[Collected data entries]
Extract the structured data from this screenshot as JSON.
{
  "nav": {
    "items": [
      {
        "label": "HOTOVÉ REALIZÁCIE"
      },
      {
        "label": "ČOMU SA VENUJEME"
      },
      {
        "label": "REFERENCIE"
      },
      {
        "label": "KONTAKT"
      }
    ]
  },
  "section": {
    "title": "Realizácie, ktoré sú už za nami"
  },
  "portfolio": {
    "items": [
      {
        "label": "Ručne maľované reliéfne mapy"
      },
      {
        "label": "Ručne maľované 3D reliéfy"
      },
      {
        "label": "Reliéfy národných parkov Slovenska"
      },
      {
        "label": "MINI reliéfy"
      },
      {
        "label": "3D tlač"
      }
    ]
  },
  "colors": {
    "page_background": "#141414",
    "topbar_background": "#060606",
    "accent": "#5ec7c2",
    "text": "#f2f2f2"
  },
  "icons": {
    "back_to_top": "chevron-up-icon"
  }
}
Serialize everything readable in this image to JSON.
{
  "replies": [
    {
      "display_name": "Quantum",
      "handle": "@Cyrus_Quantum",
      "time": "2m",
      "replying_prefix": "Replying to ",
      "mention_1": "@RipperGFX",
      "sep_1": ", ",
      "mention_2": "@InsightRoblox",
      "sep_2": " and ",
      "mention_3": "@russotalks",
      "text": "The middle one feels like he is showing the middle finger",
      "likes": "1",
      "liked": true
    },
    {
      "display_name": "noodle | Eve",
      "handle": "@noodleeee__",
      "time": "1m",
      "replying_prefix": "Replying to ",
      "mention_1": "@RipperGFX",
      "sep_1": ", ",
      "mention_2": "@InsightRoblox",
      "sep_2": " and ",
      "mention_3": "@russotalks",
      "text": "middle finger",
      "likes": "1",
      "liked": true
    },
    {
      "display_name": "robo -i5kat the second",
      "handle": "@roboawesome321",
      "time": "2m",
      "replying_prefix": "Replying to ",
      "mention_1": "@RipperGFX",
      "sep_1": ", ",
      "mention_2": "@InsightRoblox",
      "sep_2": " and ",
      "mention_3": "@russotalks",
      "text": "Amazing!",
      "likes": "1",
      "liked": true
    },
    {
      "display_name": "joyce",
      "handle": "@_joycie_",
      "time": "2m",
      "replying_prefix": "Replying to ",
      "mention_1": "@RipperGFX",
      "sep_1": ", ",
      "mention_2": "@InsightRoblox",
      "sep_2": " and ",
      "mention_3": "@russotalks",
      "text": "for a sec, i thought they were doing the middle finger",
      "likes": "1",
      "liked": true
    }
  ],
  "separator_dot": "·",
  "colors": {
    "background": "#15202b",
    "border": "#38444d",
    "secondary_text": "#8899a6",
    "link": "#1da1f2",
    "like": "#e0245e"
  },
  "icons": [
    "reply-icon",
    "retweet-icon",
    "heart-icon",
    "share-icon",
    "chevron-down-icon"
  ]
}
* * *
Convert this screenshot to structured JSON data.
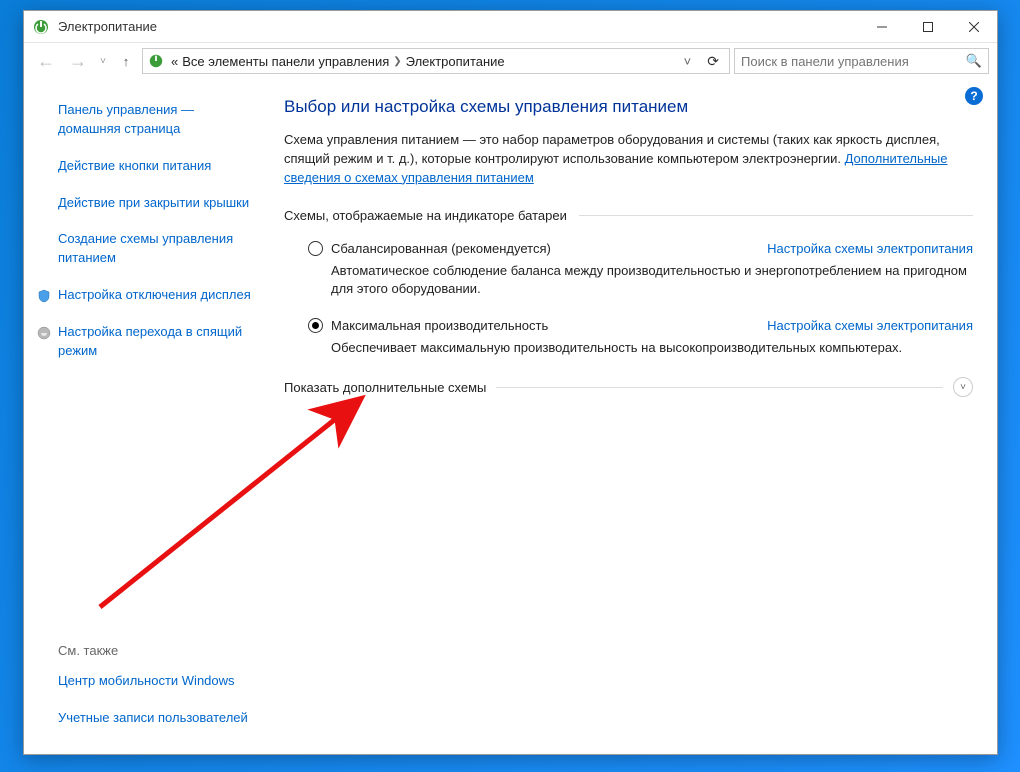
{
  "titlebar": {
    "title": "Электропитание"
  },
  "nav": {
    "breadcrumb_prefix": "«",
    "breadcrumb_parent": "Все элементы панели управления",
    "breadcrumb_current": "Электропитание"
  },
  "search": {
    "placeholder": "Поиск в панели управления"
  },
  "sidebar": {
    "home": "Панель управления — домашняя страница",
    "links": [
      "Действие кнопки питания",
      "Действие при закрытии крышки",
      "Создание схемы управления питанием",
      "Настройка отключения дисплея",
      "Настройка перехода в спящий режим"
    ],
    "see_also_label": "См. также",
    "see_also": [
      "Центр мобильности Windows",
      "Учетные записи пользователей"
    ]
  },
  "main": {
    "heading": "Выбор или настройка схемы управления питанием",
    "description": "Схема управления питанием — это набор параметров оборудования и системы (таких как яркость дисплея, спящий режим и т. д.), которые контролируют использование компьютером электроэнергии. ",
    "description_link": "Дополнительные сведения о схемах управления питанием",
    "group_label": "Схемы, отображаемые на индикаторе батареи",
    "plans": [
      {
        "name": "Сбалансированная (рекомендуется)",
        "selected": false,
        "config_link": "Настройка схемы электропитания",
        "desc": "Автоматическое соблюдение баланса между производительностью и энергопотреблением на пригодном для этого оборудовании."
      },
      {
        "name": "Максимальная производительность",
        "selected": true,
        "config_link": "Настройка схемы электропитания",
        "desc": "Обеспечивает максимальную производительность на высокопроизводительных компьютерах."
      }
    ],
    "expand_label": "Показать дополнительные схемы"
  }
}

* _WRITTEN TASK_
Find every line in the records that has the string "JSON", then state how many there are and nothing else.

* _EXERCISE OUTPUT_
3